◆ **Prompt**: Quote the passage on pump relief valves and water pressure below word for word, from "If you put a pump" up to and including "if this occurs.".

With respect to operating on the pump relief valve. True, the pump is still
pumping it's spec flow--but where is it going?? NO Where! Just about all the
pump flow is doing nothing but going around in a circle from output to input
via the relief valve and all it's accomplishing is to generate a lot of
heat---what little isn't going through the relief valve is getting out to
wash whatever you're washing. Since- flow in equals flow out- inlet line
loss and inlet pressure is of little consequence. If you are operating on a
relief valve then there is a significant restriction downstream of the pump
If you put a pressure gauge one foot away from the end of a
water supply that is plugged you will see 50 psi. Gradually open
a gate valve to create flow and what was once 50psi will start to
drop immediately. Once the flow is completely unrestricted you will
see 0psi on the same gauge. At that time you will have your
maximum free flow rate.
If you put a pump inlet at that same water supply, and that pump can
develop a vacuum, you should be able to draw slightly more flow, but
your gauge will be below atmospheric if this occurs.

◆ **Information shown**:

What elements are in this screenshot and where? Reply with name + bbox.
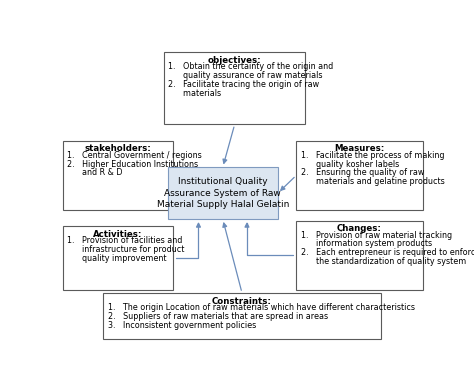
Text: 1.   Provision of facilities and: 1. Provision of facilities and xyxy=(67,237,182,245)
FancyBboxPatch shape xyxy=(63,227,173,290)
Text: Measures:: Measures: xyxy=(335,144,385,153)
Text: the standardization of quality system: the standardization of quality system xyxy=(301,257,466,266)
Text: quality improvement: quality improvement xyxy=(67,254,167,263)
Text: quality kosher labels: quality kosher labels xyxy=(301,160,399,169)
Text: 1.   Provision of raw material tracking: 1. Provision of raw material tracking xyxy=(301,230,452,240)
Text: materials: materials xyxy=(168,89,221,98)
FancyBboxPatch shape xyxy=(103,293,381,339)
Text: 3.   Inconsistent government policies: 3. Inconsistent government policies xyxy=(108,321,256,330)
Text: objectives:: objectives: xyxy=(208,56,262,65)
Text: 2.   Ensuring the quality of raw: 2. Ensuring the quality of raw xyxy=(301,169,424,177)
FancyBboxPatch shape xyxy=(296,220,423,290)
Text: Material Supply Halal Gelatin: Material Supply Halal Gelatin xyxy=(156,200,289,209)
FancyBboxPatch shape xyxy=(164,52,305,124)
FancyBboxPatch shape xyxy=(296,141,423,210)
Text: Assurance System of Raw: Assurance System of Raw xyxy=(164,189,281,198)
FancyBboxPatch shape xyxy=(168,167,278,219)
Text: 1.   The origin Location of raw materials which have different characteristics: 1. The origin Location of raw materials … xyxy=(108,303,415,312)
Text: Changes:: Changes: xyxy=(337,224,382,233)
Text: materials and gelatine products: materials and gelatine products xyxy=(301,177,444,186)
Text: 1.   Obtain the certainty of the origin and: 1. Obtain the certainty of the origin an… xyxy=(168,62,334,71)
Text: quality assurance of raw materials: quality assurance of raw materials xyxy=(168,71,323,80)
Text: information system products: information system products xyxy=(301,240,432,248)
Text: Activities:: Activities: xyxy=(93,230,143,239)
Text: 1.   Central Government / regions: 1. Central Government / regions xyxy=(67,151,202,160)
Text: and R & D: and R & D xyxy=(67,169,123,177)
Text: Institutional Quality: Institutional Quality xyxy=(178,177,267,187)
Text: 2.   Suppliers of raw materials that are spread in areas: 2. Suppliers of raw materials that are s… xyxy=(108,312,328,321)
Text: infrastructure for product: infrastructure for product xyxy=(67,245,185,254)
Text: 2.   Each entrepreneur is required to enforce: 2. Each entrepreneur is required to enfo… xyxy=(301,248,474,257)
Text: 2.   Higher Education Institutions: 2. Higher Education Institutions xyxy=(67,160,199,169)
Text: stakeholders:: stakeholders: xyxy=(85,144,151,153)
Text: Constraints:: Constraints: xyxy=(212,296,272,306)
Text: 2.   Facilitate tracing the origin of raw: 2. Facilitate tracing the origin of raw xyxy=(168,80,319,89)
Text: 1.   Facilitate the process of making: 1. Facilitate the process of making xyxy=(301,151,444,160)
FancyBboxPatch shape xyxy=(63,141,173,210)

◆ **Complete response**:
If you put a pump inlet at that same water supply, and that pump can
develop a vacuum, you should be able to draw slightly more flow, but
your gauge will be below atmospheric if this occurs.